** WORK INSTRUCTIONS **
Each entry below is to be transcribed exactly.

** GIVEN RECORDS **

════════

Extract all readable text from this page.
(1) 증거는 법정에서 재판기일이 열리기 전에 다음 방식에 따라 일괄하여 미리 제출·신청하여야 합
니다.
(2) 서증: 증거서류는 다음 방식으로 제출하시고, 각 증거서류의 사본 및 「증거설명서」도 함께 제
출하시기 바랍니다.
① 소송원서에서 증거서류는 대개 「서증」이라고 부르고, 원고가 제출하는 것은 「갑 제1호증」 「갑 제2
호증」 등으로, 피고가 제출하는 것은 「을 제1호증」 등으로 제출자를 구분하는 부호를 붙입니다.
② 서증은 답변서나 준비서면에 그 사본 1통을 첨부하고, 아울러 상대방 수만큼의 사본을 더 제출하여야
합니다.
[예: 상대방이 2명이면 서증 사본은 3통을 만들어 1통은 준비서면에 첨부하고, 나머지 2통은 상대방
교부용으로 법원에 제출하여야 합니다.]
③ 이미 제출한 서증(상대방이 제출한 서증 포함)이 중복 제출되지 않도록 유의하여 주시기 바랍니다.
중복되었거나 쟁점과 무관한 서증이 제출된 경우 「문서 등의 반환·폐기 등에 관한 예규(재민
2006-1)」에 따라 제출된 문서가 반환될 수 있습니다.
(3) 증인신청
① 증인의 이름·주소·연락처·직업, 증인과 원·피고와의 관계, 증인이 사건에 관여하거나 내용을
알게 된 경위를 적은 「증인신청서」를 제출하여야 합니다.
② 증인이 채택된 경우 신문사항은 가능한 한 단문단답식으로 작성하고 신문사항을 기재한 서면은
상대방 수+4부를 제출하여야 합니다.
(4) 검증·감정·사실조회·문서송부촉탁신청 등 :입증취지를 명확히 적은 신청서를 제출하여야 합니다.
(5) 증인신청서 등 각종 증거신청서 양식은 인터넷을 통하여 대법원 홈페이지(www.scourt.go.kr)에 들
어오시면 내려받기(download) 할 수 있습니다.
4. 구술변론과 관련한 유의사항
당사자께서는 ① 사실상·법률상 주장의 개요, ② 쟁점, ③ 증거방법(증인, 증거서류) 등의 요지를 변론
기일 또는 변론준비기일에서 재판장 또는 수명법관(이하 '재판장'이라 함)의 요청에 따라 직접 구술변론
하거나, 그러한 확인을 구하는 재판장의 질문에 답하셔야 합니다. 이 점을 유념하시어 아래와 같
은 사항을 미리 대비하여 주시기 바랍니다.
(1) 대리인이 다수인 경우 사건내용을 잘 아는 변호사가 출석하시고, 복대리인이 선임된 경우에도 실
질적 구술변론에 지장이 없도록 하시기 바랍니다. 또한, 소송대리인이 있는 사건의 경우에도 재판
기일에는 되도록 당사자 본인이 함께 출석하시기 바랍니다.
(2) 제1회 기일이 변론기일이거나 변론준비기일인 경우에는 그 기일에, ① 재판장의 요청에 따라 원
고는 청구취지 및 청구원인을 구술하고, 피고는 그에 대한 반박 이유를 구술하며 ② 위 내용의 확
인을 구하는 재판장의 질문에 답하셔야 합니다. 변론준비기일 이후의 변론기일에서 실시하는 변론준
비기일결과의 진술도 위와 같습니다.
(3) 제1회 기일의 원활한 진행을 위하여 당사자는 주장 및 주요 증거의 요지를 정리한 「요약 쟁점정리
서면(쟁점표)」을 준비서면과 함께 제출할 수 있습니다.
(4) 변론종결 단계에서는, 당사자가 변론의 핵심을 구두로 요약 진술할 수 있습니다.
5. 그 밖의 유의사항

════════

** ANSWER FOR THE TASK **
Extract all readable text from this page.
(1) 증거는 법정에서 재판기일이 열리기 전에 다음 방식에 따라 일괄하여 미리 제출·신청하여야 합
니다.
(2) 서증: 증거서류는 다음 방식으로 제출하시고, 각 증거서류의 사본 및 「증거설명서」도 함께 제
출하시기 바랍니다.
① 소송원서에서 증거서류는 대개 「서증」이라고 부르고, 원고가 제출하는 것은 「갑 제1호증」 「갑 제2
호증」 등으로, 피고가 제출하는 것은 「을 제1호증」 등으로 제출자를 구분하는 부호를 붙입니다.
② 서증은 답변서나 준비서면에 그 사본 1통을 첨부하고, 아울러 상대방 수만큼의 사본을 더 제출하여야
합니다.
[예: 상대방이 2명이면 서증 사본은 3통을 만들어 1통은 준비서면에 첨부하고, 나머지 2통은 상대방
교부용으로 법원에 제출하여야 합니다.]
③ 이미 제출한 서증(상대방이 제출한 서증 포함)이 중복 제출되지 않도록 유의하여 주시기 바랍니다.
중복되었거나 쟁점과 무관한 서증이 제출된 경우 「문서 등의 반환·폐기 등에 관한 예규(재민
2006-1)」에 따라 제출된 문서가 반환될 수 있습니다.
(3) 증인신청
① 증인의 이름·주소·연락처·직업, 증인과 원·피고와의 관계, 증인이 사건에 관여하거나 내용을
알게 된 경위를 적은 「증인신청서」를 제출하여야 합니다.
② 증인이 채택된 경우 신문사항은 가능한 한 단문단답식으로 작성하고 신문사항을 기재한 서면은
상대방 수+4부를 제출하여야 합니다.
(4) 검증·감정·사실조회·문서송부촉탁신청 등 :입증취지를 명확히 적은 신청서를 제출하여야 합니다.
(5) 증인신청서 등 각종 증거신청서 양식은 인터넷을 통하여 대법원 홈페이지(www.scourt.go.kr)에 들
어오시면 내려받기(download) 할 수 있습니다.
4. 구술변론과 관련한 유의사항
당사자께서는 ① 사실상·법률상 주장의 개요, ② 쟁점, ③ 증거방법(증인, 증거서류) 등의 요지를 변론
기일 또는 변론준비기일에서 재판장 또는 수명법관(이하 '재판장'이라 함)의 요청에 따라 직접 구술변론
하거나, 그러한 확인을 구하는 재판장의 질문에 답하셔야 합니다. 이 점을 유념하시어 아래와 같
은 사항을 미리 대비하여 주시기 바랍니다.
(1) 대리인이 다수인 경우 사건내용을 잘 아는 변호사가 출석하시고, 복대리인이 선임된 경우에도 실
질적 구술변론에 지장이 없도록 하시기 바랍니다. 또한, 소송대리인이 있는 사건의 경우에도 재판
기일에는 되도록 당사자 본인이 함께 출석하시기 바랍니다.
(2) 제1회 기일이 변론기일이거나 변론준비기일인 경우에는 그 기일에, ① 재판장의 요청에 따라 원
고는 청구취지 및 청구원인을 구술하고, 피고는 그에 대한 반박 이유를 구술하며 ② 위 내용의 확
인을 구하는 재판장의 질문에 답하셔야 합니다. 변론준비기일 이후의 변론기일에서 실시하는 변론준
비기일결과의 진술도 위와 같습니다.
(3) 제1회 기일의 원활한 진행을 위하여 당사자는 주장 및 주요 증거의 요지를 정리한 「요약 쟁점정리
서면(쟁점표)」을 준비서면과 함께 제출할 수 있습니다.
(4) 변론종결 단계에서는, 당사자가 변론의 핵심을 구두로 요약 진술할 수 있습니다.
5. 그 밖의 유의사항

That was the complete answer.